• _Challenge_: Copy out each line of the material in which the word "JSON" appears.

• _Data listing_:
☆ ☆ ☆ ☆ ☆

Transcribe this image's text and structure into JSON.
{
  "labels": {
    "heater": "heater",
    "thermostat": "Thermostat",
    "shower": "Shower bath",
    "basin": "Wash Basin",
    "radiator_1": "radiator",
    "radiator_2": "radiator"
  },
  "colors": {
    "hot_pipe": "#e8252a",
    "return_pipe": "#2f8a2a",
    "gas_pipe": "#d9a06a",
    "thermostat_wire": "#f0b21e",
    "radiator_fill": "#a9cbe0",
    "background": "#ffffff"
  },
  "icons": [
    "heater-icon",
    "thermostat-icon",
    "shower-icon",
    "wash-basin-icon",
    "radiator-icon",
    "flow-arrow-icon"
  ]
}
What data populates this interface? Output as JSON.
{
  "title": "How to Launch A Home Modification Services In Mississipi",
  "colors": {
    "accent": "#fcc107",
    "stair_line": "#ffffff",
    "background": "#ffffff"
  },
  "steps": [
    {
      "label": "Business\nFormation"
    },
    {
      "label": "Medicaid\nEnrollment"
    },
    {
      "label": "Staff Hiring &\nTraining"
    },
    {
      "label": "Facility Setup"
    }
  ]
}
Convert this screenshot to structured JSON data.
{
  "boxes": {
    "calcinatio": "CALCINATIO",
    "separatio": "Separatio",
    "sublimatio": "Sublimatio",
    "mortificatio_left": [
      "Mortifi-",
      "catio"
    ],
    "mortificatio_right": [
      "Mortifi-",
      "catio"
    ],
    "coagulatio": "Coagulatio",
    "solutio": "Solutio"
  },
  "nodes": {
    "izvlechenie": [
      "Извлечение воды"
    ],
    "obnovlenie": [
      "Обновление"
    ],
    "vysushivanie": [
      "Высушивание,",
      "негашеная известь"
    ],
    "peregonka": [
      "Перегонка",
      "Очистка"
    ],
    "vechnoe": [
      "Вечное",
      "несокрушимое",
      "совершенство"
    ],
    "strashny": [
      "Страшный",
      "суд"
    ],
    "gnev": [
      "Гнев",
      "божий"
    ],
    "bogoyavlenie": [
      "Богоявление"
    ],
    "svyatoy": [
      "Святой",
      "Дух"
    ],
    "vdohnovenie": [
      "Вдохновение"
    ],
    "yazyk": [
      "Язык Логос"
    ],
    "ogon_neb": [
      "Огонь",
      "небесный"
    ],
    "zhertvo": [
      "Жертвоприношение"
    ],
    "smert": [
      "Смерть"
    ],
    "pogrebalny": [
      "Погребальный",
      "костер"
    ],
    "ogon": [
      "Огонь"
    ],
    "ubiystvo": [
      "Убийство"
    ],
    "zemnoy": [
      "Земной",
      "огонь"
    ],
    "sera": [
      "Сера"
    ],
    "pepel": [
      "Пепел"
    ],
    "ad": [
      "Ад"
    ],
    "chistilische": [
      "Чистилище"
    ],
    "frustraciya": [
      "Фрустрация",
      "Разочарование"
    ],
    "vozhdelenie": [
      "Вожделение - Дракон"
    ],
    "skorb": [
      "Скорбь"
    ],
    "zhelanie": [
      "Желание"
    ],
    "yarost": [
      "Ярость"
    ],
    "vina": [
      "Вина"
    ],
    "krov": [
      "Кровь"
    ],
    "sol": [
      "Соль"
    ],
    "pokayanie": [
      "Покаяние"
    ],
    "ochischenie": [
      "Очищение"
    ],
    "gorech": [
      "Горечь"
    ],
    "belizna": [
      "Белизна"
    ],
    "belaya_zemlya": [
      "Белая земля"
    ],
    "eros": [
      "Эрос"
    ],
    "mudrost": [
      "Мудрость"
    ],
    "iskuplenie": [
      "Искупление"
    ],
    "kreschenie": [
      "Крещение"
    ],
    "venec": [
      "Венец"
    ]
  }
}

☆ ☆ ☆ ☆ ☆

• _Written solution_:
Transcribe this image's text and structure into JSON.
What data populates this interface? Output as JSON.
Convert this screenshot to structured JSON data.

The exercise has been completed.